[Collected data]
* * * * * * * * *

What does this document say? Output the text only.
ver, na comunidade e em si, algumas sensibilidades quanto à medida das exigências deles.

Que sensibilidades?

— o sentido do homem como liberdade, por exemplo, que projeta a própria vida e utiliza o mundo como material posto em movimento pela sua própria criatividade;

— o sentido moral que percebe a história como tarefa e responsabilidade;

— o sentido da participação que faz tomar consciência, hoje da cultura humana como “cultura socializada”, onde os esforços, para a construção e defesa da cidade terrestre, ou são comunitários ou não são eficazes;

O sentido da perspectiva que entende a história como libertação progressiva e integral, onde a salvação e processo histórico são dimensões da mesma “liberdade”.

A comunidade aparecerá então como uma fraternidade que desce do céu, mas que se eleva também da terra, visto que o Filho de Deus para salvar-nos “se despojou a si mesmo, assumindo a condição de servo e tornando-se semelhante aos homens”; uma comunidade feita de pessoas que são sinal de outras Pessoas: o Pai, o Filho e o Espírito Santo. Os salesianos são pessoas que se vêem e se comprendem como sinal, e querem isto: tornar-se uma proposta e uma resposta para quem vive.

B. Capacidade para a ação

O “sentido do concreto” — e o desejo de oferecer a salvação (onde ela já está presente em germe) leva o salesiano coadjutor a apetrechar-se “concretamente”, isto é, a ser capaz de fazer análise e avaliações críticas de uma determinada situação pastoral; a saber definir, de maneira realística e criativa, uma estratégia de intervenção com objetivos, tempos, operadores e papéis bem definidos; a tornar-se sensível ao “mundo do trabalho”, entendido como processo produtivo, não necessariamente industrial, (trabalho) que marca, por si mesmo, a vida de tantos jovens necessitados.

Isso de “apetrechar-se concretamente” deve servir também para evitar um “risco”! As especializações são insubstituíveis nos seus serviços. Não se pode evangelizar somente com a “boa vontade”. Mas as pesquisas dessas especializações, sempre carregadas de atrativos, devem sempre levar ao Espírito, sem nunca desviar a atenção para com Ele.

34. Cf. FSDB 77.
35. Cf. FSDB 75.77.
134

* * * * * * * * *

WRITTEN EXERCISE:
Print the records above exactly as they appear.

RESULT OF THIS TASK:
What does this document say? Output the text only.
ver, na comunidade e em si, algumas sensibilidades quanto à medida das exigências deles.

Que sensibilidades?

— o sentido do homem como liberdade, por exemplo, que projeta a própria vida e utiliza o mundo como material posto em movimento pela sua própria criatividade;

— o sentido moral que percebe a história como tarefa e responsabilidade;

— o sentido da participação que faz tomar consciência, hoje da cultura humana como “cultura socializada”, onde os esforços, para a construção e defesa da cidade terrestre, ou são comunitários ou não são eficazes;

O sentido da perspectiva que entende a história como libertação progressiva e integral, onde a salvação e processo histórico são dimensões da mesma “liberdade”.

A comunidade aparecerá então como uma fraternidade que desce do céu, mas que se eleva também da terra, visto que o Filho de Deus para salvar-nos “se despojou a si mesmo, assumindo a condição de servo e tornando-se semelhante aos homens”; uma comunidade feita de pessoas que são sinal de outras Pessoas: o Pai, o Filho e o Espírito Santo. Os salesianos são pessoas que se vêem e se comprendem como sinal, e querem isto: tornar-se uma proposta e uma resposta para quem vive.

B. Capacidade para a ação

O “sentido do concreto” — e o desejo de oferecer a salvação (onde ela já está presente em germe) leva o salesiano coadjutor a apetrechar-se “concretamente”, isto é, a ser capaz de fazer análise e avaliações críticas de uma determinada situação pastoral; a saber definir, de maneira realística e criativa, uma estratégia de intervenção com objetivos, tempos, operadores e papéis bem definidos; a tornar-se sensível ao “mundo do trabalho”, entendido como processo produtivo, não necessariamente industrial, (trabalho) que marca, por si mesmo, a vida de tantos jovens necessitados.

Isso de “apetrechar-se concretamente” deve servir também para evitar um “risco”! As especializações são insubstituíveis nos seus serviços. Não se pode evangelizar somente com a “boa vontade”. Mas as pesquisas dessas especializações, sempre carregadas de atrativos, devem sempre levar ao Espírito, sem nunca desviar a atenção para com Ele.

34. Cf. FSDB 77.
35. Cf. FSDB 75.77.
134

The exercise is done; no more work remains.